►

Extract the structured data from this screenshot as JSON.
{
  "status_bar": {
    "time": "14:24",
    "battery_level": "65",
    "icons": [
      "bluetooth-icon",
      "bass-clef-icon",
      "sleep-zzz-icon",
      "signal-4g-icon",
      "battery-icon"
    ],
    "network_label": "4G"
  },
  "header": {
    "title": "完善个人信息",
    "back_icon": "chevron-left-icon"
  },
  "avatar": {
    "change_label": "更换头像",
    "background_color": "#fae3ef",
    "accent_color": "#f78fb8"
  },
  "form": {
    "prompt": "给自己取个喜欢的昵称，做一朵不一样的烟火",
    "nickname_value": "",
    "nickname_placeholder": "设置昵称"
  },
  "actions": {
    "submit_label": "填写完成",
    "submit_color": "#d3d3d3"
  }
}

◄

Produce a verbatim transcription of the entries above.

Extract the structured data from this screenshot as JSON.
{
  "status_bar": {
    "time": "14:24",
    "battery_level": "65",
    "icons": [
      "bluetooth-icon",
      "bass-clef-icon",
      "sleep-zzz-icon",
      "signal-4g-icon",
      "battery-icon"
    ],
    "network_label": "4G"
  },
  "header": {
    "title": "完善个人信息",
    "back_icon": "chevron-left-icon"
  },
  "avatar": {
    "change_label": "更换头像",
    "background_color": "#fae3ef",
    "accent_color": "#f78fb8"
  },
  "form": {
    "prompt": "给自己取个喜欢的昵称，做一朵不一样的烟火",
    "nickname_value": "",
    "nickname_placeholder": "设置昵称"
  },
  "actions": {
    "submit_label": "填写完成",
    "submit_color": "#d3d3d3"
  }
}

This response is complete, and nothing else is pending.